- REQUEST -
Reproduce the data exactly and drop any pictures it holds.

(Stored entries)
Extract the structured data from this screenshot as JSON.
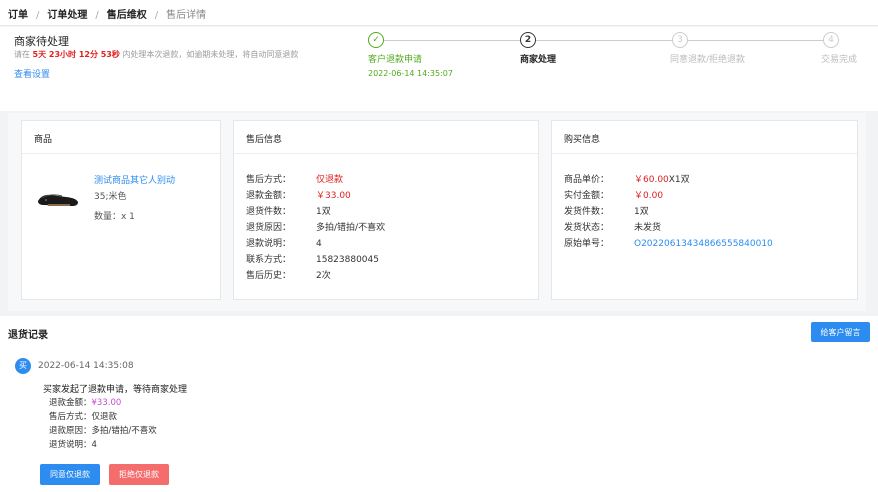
{
  "breadcrumb": {
    "items": [
      "订单",
      "订单处理",
      "售后维权"
    ],
    "current": "售后详情"
  },
  "status": {
    "title": "商家待处理",
    "countdown_prefix": "请在",
    "countdown_time": "5天 23小时 12分 53秒",
    "countdown_suffix": "内处理本次退款，如逾期未处理，将自动同意退款",
    "view_settings": "查看设置"
  },
  "steps": [
    {
      "num": "✓",
      "label": "客户退款申请",
      "date": "2022-06-14 14:35:07",
      "state": "done"
    },
    {
      "num": "2",
      "label": "商家处理",
      "date": "",
      "state": "active"
    },
    {
      "num": "3",
      "label": "同意退款/拒绝退款",
      "date": "",
      "state": "pending"
    },
    {
      "num": "4",
      "label": "交易完成",
      "date": "",
      "state": "pending"
    }
  ],
  "product_card": {
    "title": "商品",
    "name": "测试商品其它人别动",
    "spec": "35;米色",
    "qty": "数量：x 1",
    "image_icon": "shoe-icon"
  },
  "aftersale_card": {
    "title": "售后信息",
    "rows": [
      {
        "k": "售后方式：",
        "v": "仅退款",
        "style": "red"
      },
      {
        "k": "退款金额：",
        "v": "￥33.00",
        "style": "red"
      },
      {
        "k": "退货件数：",
        "v": "1双",
        "style": ""
      },
      {
        "k": "退货原因：",
        "v": "多拍/错拍/不喜欢",
        "style": ""
      },
      {
        "k": "退款说明：",
        "v": "4",
        "style": ""
      },
      {
        "k": "联系方式：",
        "v": "15823880045",
        "style": ""
      },
      {
        "k": "售后历史：",
        "v": "2次",
        "style": ""
      }
    ]
  },
  "purchase_card": {
    "title": "购买信息",
    "rows": [
      {
        "k": "商品单价：",
        "v": "￥60.00",
        "v2": "X1双",
        "style": "red"
      },
      {
        "k": "实付金额：",
        "v": "￥0.00",
        "v2": "",
        "style": "red"
      },
      {
        "k": "发货件数：",
        "v": "1双",
        "v2": "",
        "style": ""
      },
      {
        "k": "发货状态：",
        "v": "未发货",
        "v2": "",
        "style": ""
      },
      {
        "k": "原始单号：",
        "v": "O202206134348665558400​10",
        "v2": "",
        "style": "link"
      }
    ]
  },
  "records": {
    "title": "退货记录",
    "leave_msg_label": "给客户留言",
    "avatar_label": "买",
    "time": "2022-06-14 14:35:08",
    "heading": "买家发起了退款申请，等待商家处理",
    "lines": [
      {
        "k": "退款金额：",
        "v": "¥33.00",
        "style": "pink"
      },
      {
        "k": "售后方式：",
        "v": "仅退款",
        "style": ""
      },
      {
        "k": "退款原因：",
        "v": "多拍/错拍/不喜欢",
        "style": ""
      },
      {
        "k": "退货说明：",
        "v": "4",
        "style": ""
      }
    ],
    "agree_label": "同意仅退款",
    "reject_label": "拒绝仅退款"
  }
}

- WORKED SOLUTION -
Extract the structured data from this screenshot as JSON.
{
  "breadcrumb": {
    "items": [
      "订单",
      "订单处理",
      "售后维权"
    ],
    "current": "售后详情"
  },
  "status": {
    "title": "商家待处理",
    "countdown_prefix": "请在",
    "countdown_time": "5天 23小时 12分 53秒",
    "countdown_suffix": "内处理本次退款，如逾期未处理，将自动同意退款",
    "view_settings": "查看设置"
  },
  "steps": [
    {
      "num": "✓",
      "label": "客户退款申请",
      "date": "2022-06-14 14:35:07",
      "state": "done"
    },
    {
      "num": "2",
      "label": "商家处理",
      "date": "",
      "state": "active"
    },
    {
      "num": "3",
      "label": "同意退款/拒绝退款",
      "date": "",
      "state": "pending"
    },
    {
      "num": "4",
      "label": "交易完成",
      "date": "",
      "state": "pending"
    }
  ],
  "product_card": {
    "title": "商品",
    "name": "测试商品其它人别动",
    "spec": "35;米色",
    "qty": "数量：x 1",
    "image_icon": "shoe-icon"
  },
  "aftersale_card": {
    "title": "售后信息",
    "rows": [
      {
        "k": "售后方式：",
        "v": "仅退款",
        "style": "red"
      },
      {
        "k": "退款金额：",
        "v": "￥33.00",
        "style": "red"
      },
      {
        "k": "退货件数：",
        "v": "1双",
        "style": ""
      },
      {
        "k": "退货原因：",
        "v": "多拍/错拍/不喜欢",
        "style": ""
      },
      {
        "k": "退款说明：",
        "v": "4",
        "style": ""
      },
      {
        "k": "联系方式：",
        "v": "15823880045",
        "style": ""
      },
      {
        "k": "售后历史：",
        "v": "2次",
        "style": ""
      }
    ]
  },
  "purchase_card": {
    "title": "购买信息",
    "rows": [
      {
        "k": "商品单价：",
        "v": "￥60.00",
        "v2": "X1双",
        "style": "red"
      },
      {
        "k": "实付金额：",
        "v": "￥0.00",
        "v2": "",
        "style": "red"
      },
      {
        "k": "发货件数：",
        "v": "1双",
        "v2": "",
        "style": ""
      },
      {
        "k": "发货状态：",
        "v": "未发货",
        "v2": "",
        "style": ""
      },
      {
        "k": "原始单号：",
        "v": "O202206134348665558400​10",
        "v2": "",
        "style": "link"
      }
    ]
  },
  "records": {
    "title": "退货记录",
    "leave_msg_label": "给客户留言",
    "avatar_label": "买",
    "time": "2022-06-14 14:35:08",
    "heading": "买家发起了退款申请，等待商家处理",
    "lines": [
      {
        "k": "退款金额：",
        "v": "¥33.00",
        "style": "pink"
      },
      {
        "k": "售后方式：",
        "v": "仅退款",
        "style": ""
      },
      {
        "k": "退款原因：",
        "v": "多拍/错拍/不喜欢",
        "style": ""
      },
      {
        "k": "退货说明：",
        "v": "4",
        "style": ""
      }
    ],
    "agree_label": "同意仅退款",
    "reject_label": "拒绝仅退款"
  }
}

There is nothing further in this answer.